> Set task: Report the count of lines containing the word "나타나지" in the entries below, and nothing more.

> Provided information:
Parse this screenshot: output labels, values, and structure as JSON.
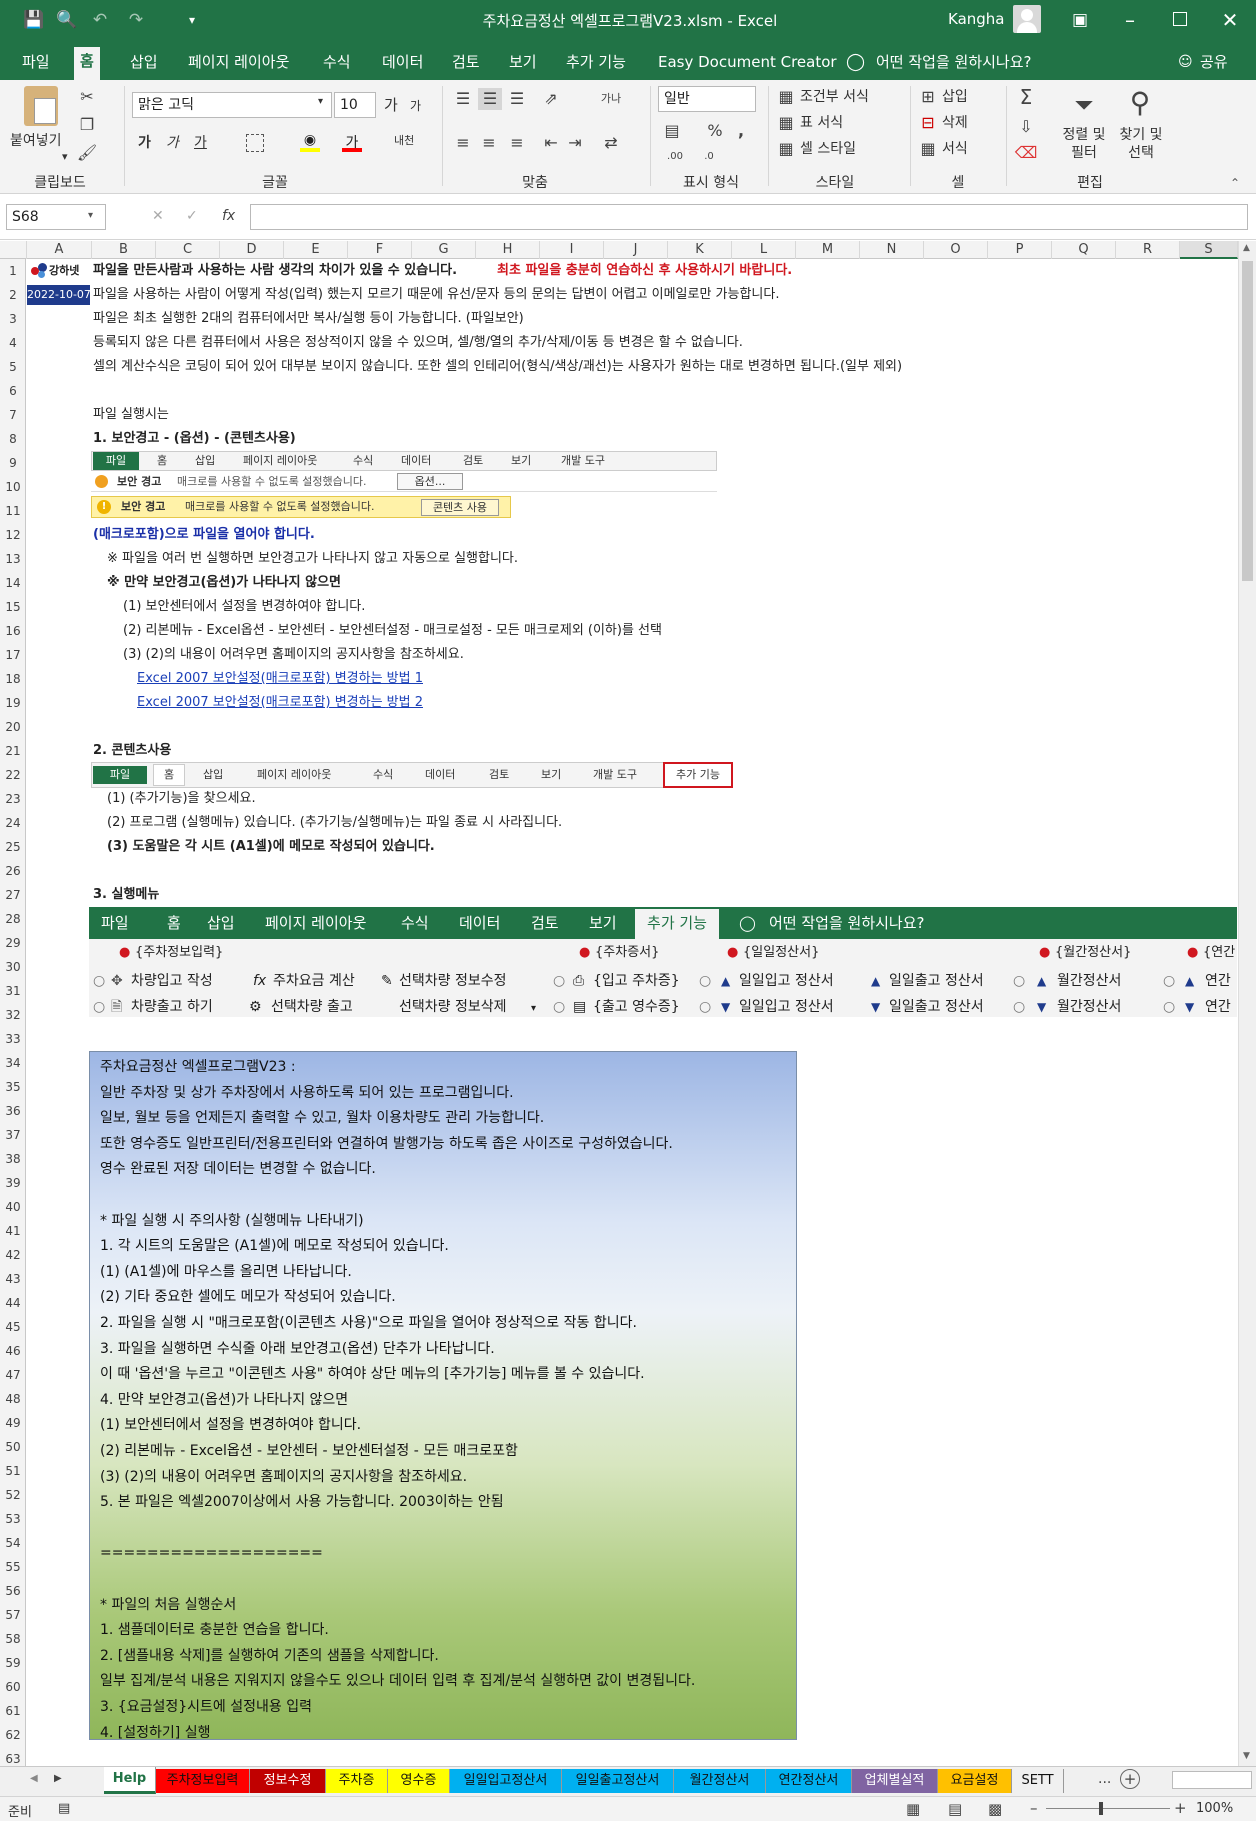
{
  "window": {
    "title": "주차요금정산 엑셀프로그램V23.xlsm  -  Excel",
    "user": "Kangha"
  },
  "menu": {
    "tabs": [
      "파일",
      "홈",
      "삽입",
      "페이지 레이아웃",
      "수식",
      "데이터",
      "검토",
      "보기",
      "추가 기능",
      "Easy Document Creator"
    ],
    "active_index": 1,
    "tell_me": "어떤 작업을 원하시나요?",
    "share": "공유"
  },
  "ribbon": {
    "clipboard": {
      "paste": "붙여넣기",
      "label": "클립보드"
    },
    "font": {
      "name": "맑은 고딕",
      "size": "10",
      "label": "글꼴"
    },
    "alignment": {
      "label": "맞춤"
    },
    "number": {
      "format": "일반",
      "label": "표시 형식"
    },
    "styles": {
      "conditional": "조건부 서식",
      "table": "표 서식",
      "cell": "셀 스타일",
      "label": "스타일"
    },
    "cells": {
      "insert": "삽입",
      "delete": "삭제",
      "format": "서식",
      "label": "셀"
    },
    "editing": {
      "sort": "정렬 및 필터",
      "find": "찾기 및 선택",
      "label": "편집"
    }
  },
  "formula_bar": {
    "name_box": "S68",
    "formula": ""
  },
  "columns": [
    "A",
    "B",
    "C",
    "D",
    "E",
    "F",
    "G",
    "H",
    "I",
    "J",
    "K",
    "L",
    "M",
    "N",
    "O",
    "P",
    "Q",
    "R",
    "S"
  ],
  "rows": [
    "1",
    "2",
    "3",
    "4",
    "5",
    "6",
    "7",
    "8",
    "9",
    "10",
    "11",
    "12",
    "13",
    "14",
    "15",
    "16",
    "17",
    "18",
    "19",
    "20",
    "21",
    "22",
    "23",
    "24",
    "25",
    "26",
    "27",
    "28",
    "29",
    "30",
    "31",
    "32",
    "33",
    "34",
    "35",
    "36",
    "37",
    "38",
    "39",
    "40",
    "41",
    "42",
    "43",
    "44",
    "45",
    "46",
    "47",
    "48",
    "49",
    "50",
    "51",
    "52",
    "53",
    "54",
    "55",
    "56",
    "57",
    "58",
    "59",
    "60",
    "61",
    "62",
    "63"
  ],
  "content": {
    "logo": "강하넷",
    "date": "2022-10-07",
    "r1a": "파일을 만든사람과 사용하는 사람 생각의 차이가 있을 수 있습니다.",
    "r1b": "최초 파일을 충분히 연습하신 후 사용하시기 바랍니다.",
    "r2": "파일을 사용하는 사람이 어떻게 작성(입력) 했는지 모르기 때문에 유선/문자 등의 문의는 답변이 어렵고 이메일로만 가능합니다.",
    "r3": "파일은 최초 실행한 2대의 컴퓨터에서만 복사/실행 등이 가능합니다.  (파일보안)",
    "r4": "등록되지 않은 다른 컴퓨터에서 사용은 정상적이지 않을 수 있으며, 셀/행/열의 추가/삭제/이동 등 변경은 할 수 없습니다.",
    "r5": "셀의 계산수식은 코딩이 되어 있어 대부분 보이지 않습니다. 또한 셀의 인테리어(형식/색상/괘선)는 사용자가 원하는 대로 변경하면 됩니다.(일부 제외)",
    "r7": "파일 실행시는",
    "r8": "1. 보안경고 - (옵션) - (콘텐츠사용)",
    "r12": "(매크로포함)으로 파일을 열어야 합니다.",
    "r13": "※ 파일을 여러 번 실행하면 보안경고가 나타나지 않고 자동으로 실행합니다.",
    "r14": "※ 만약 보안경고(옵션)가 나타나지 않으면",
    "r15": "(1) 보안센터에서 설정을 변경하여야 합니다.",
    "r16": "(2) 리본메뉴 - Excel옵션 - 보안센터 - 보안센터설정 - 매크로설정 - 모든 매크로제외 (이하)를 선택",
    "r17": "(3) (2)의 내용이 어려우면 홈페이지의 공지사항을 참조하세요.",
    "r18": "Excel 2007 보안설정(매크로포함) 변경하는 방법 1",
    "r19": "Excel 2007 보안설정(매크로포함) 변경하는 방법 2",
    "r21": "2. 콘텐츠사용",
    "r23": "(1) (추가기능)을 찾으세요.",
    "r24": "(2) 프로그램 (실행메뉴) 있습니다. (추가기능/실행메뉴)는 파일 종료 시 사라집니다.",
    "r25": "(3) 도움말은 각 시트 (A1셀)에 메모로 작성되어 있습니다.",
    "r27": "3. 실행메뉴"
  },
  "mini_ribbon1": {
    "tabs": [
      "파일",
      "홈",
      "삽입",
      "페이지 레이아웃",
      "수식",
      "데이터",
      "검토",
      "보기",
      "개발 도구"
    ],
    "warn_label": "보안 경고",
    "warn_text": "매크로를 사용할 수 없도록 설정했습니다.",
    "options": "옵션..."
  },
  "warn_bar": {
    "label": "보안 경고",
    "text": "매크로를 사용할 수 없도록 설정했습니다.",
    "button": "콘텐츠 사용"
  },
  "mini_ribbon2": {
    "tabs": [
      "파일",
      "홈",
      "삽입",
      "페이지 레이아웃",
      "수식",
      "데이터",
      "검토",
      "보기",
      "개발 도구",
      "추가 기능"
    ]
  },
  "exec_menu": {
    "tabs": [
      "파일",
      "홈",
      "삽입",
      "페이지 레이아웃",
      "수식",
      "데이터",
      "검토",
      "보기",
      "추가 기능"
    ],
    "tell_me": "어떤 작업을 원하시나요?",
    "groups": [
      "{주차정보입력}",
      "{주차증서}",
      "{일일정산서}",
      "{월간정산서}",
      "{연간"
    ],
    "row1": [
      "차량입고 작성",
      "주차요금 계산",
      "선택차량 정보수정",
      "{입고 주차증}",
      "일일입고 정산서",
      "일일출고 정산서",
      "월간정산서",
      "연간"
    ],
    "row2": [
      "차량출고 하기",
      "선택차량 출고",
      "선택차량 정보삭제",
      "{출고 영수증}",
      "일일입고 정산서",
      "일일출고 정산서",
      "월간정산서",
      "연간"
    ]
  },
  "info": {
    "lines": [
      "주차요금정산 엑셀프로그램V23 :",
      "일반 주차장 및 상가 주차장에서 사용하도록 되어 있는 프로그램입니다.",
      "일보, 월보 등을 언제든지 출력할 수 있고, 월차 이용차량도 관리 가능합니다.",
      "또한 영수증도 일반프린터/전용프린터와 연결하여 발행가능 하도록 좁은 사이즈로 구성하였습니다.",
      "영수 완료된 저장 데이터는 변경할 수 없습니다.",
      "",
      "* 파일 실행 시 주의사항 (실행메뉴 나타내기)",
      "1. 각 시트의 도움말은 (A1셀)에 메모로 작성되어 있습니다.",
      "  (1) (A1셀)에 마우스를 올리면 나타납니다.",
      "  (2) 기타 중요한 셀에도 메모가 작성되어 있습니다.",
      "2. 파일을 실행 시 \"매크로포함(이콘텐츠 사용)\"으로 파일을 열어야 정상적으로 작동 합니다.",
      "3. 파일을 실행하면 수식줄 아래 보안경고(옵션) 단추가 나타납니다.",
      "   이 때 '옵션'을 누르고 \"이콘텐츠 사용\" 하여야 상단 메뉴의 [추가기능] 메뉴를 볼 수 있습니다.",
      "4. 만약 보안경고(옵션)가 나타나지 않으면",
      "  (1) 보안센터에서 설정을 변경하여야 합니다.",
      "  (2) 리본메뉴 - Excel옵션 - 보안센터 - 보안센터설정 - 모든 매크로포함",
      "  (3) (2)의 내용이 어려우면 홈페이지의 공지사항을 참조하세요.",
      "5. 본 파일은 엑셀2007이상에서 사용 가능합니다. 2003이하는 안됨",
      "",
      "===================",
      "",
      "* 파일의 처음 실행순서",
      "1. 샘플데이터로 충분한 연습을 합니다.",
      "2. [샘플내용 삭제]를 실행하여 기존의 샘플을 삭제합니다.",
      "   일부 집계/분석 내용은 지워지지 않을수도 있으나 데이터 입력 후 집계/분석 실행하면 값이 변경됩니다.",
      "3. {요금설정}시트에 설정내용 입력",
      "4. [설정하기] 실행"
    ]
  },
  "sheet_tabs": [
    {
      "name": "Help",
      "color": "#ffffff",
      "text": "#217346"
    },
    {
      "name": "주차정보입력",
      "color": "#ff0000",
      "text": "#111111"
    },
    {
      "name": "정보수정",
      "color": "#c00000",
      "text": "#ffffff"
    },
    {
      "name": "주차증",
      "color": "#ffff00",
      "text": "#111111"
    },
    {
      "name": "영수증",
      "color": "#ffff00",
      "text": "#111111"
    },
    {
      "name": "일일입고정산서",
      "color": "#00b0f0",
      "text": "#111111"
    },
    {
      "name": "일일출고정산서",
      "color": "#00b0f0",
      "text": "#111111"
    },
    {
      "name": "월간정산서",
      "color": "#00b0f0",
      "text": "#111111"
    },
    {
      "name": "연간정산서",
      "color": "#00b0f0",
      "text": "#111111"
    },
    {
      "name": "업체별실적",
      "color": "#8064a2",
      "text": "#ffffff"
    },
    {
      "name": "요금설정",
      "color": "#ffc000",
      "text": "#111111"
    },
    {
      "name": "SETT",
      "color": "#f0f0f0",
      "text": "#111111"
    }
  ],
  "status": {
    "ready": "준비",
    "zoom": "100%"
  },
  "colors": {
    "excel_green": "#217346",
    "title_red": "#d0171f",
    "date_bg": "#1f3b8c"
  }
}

> Written reply: 3